Dataset items:
=====

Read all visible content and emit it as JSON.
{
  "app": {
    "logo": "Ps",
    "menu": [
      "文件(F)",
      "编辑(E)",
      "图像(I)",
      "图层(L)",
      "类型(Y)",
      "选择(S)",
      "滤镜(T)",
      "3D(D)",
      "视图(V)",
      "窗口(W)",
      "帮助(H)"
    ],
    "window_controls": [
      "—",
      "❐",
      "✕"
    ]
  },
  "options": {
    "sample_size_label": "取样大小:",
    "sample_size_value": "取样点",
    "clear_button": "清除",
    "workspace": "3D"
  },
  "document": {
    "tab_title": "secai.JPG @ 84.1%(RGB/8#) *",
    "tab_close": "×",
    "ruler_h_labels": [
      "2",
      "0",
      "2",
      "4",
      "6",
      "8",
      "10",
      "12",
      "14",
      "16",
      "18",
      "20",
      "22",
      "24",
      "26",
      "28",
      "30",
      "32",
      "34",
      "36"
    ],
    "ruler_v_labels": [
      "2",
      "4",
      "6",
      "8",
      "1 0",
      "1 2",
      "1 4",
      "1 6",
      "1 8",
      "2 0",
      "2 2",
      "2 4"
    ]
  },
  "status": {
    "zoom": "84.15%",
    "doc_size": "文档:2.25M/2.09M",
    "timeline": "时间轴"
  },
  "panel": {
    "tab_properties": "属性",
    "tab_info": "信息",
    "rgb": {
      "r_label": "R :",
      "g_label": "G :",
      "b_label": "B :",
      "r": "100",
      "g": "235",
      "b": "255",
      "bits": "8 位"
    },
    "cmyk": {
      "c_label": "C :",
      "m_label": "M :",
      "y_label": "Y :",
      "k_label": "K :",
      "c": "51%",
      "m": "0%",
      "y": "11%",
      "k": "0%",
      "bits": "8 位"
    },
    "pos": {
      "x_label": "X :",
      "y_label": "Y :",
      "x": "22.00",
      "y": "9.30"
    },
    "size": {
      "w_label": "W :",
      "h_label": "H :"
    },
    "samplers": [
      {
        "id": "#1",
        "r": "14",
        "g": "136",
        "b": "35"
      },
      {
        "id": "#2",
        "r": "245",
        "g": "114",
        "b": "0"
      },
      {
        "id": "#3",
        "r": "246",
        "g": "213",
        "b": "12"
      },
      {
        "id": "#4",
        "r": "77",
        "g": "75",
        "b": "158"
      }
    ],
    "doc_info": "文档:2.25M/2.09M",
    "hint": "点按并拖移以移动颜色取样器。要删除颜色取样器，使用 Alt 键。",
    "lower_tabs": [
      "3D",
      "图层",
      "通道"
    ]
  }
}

=====

• _PROBLEM DESCRIPTION_
Using the data above, reproduce every line exactly.

• _WRITTEN SOLUTION_
Read all visible content and emit it as JSON.
{
  "app": {
    "logo": "Ps",
    "menu": [
      "文件(F)",
      "编辑(E)",
      "图像(I)",
      "图层(L)",
      "类型(Y)",
      "选择(S)",
      "滤镜(T)",
      "3D(D)",
      "视图(V)",
      "窗口(W)",
      "帮助(H)"
    ],
    "window_controls": [
      "—",
      "❐",
      "✕"
    ]
  },
  "options": {
    "sample_size_label": "取样大小:",
    "sample_size_value": "取样点",
    "clear_button": "清除",
    "workspace": "3D"
  },
  "document": {
    "tab_title": "secai.JPG @ 84.1%(RGB/8#) *",
    "tab_close": "×",
    "ruler_h_labels": [
      "2",
      "0",
      "2",
      "4",
      "6",
      "8",
      "10",
      "12",
      "14",
      "16",
      "18",
      "20",
      "22",
      "24",
      "26",
      "28",
      "30",
      "32",
      "34",
      "36"
    ],
    "ruler_v_labels": [
      "2",
      "4",
      "6",
      "8",
      "1 0",
      "1 2",
      "1 4",
      "1 6",
      "1 8",
      "2 0",
      "2 2",
      "2 4"
    ]
  },
  "status": {
    "zoom": "84.15%",
    "doc_size": "文档:2.25M/2.09M",
    "timeline": "时间轴"
  },
  "panel": {
    "tab_properties": "属性",
    "tab_info": "信息",
    "rgb": {
      "r_label": "R :",
      "g_label": "G :",
      "b_label": "B :",
      "r": "100",
      "g": "235",
      "b": "255",
      "bits": "8 位"
    },
    "cmyk": {
      "c_label": "C :",
      "m_label": "M :",
      "y_label": "Y :",
      "k_label": "K :",
      "c": "51%",
      "m": "0%",
      "y": "11%",
      "k": "0%",
      "bits": "8 位"
    },
    "pos": {
      "x_label": "X :",
      "y_label": "Y :",
      "x": "22.00",
      "y": "9.30"
    },
    "size": {
      "w_label": "W :",
      "h_label": "H :"
    },
    "samplers": [
      {
        "id": "#1",
        "r": "14",
        "g": "136",
        "b": "35"
      },
      {
        "id": "#2",
        "r": "245",
        "g": "114",
        "b": "0"
      },
      {
        "id": "#3",
        "r": "246",
        "g": "213",
        "b": "12"
      },
      {
        "id": "#4",
        "r": "77",
        "g": "75",
        "b": "158"
      }
    ],
    "doc_info": "文档:2.25M/2.09M",
    "hint": "点按并拖移以移动颜色取样器。要删除颜色取样器，使用 Alt 键。",
    "lower_tabs": [
      "3D",
      "图层",
      "通道"
    ]
  }
}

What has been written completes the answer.